- **SHORT PROBLEM**:
Keep the wording of each record exactly the same when you repeat it, and leave out pictures.

- **STORED DATA**:
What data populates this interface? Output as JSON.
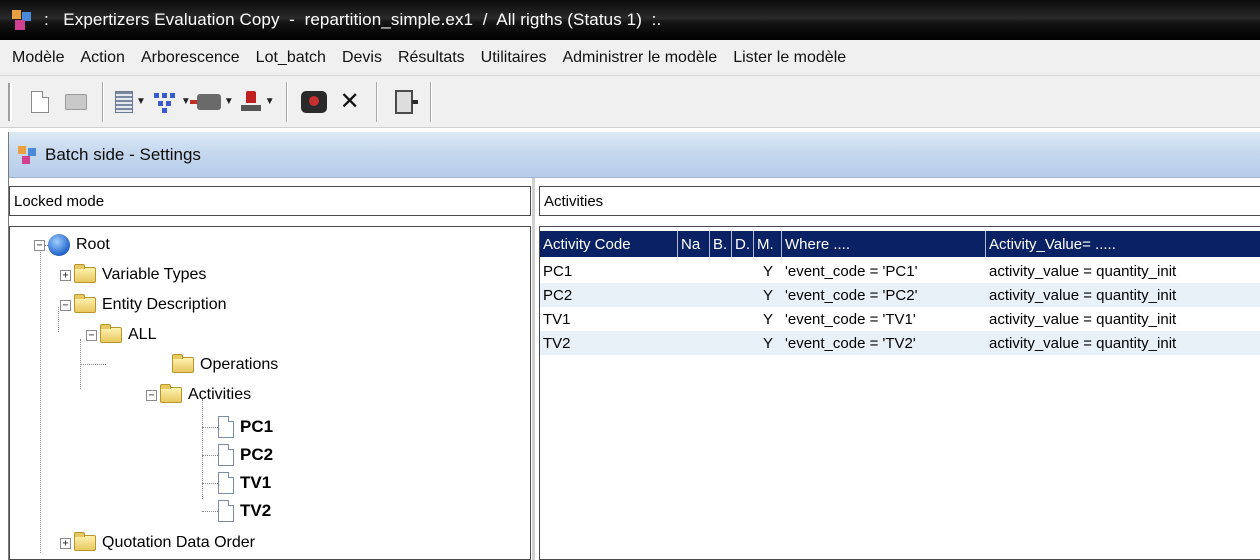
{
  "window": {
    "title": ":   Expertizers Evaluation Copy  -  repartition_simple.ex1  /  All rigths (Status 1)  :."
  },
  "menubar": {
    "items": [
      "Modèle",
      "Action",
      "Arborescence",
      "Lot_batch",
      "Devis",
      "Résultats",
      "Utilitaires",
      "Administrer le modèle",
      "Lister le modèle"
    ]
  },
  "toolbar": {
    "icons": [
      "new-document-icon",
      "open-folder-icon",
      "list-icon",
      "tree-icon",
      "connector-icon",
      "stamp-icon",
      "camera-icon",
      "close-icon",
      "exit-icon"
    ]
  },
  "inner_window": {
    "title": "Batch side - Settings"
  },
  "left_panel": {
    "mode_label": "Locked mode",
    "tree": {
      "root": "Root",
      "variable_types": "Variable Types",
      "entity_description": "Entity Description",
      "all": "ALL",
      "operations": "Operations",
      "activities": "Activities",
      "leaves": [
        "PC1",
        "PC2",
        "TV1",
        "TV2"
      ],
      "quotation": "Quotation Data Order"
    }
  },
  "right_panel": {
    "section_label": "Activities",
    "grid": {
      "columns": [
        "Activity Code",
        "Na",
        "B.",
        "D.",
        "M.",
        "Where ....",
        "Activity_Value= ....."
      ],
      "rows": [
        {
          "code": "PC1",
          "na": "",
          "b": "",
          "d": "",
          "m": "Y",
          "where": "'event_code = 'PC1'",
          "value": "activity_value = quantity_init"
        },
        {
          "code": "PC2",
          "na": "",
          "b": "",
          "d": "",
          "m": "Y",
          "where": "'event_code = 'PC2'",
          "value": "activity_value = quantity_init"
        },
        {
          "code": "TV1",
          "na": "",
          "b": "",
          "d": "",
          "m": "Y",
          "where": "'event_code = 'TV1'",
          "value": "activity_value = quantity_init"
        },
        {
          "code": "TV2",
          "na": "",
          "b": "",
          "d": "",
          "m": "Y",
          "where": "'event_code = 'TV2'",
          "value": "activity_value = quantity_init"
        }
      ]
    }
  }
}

- **EXPECTED ANSWER**:
What data populates this interface? Output as JSON.
{
  "window": {
    "title": ":   Expertizers Evaluation Copy  -  repartition_simple.ex1  /  All rigths (Status 1)  :."
  },
  "menubar": {
    "items": [
      "Modèle",
      "Action",
      "Arborescence",
      "Lot_batch",
      "Devis",
      "Résultats",
      "Utilitaires",
      "Administrer le modèle",
      "Lister le modèle"
    ]
  },
  "toolbar": {
    "icons": [
      "new-document-icon",
      "open-folder-icon",
      "list-icon",
      "tree-icon",
      "connector-icon",
      "stamp-icon",
      "camera-icon",
      "close-icon",
      "exit-icon"
    ]
  },
  "inner_window": {
    "title": "Batch side - Settings"
  },
  "left_panel": {
    "mode_label": "Locked mode",
    "tree": {
      "root": "Root",
      "variable_types": "Variable Types",
      "entity_description": "Entity Description",
      "all": "ALL",
      "operations": "Operations",
      "activities": "Activities",
      "leaves": [
        "PC1",
        "PC2",
        "TV1",
        "TV2"
      ],
      "quotation": "Quotation Data Order"
    }
  },
  "right_panel": {
    "section_label": "Activities",
    "grid": {
      "columns": [
        "Activity Code",
        "Na",
        "B.",
        "D.",
        "M.",
        "Where ....",
        "Activity_Value= ....."
      ],
      "rows": [
        {
          "code": "PC1",
          "na": "",
          "b": "",
          "d": "",
          "m": "Y",
          "where": "'event_code = 'PC1'",
          "value": "activity_value = quantity_init"
        },
        {
          "code": "PC2",
          "na": "",
          "b": "",
          "d": "",
          "m": "Y",
          "where": "'event_code = 'PC2'",
          "value": "activity_value = quantity_init"
        },
        {
          "code": "TV1",
          "na": "",
          "b": "",
          "d": "",
          "m": "Y",
          "where": "'event_code = 'TV1'",
          "value": "activity_value = quantity_init"
        },
        {
          "code": "TV2",
          "na": "",
          "b": "",
          "d": "",
          "m": "Y",
          "where": "'event_code = 'TV2'",
          "value": "activity_value = quantity_init"
        }
      ]
    }
  }
}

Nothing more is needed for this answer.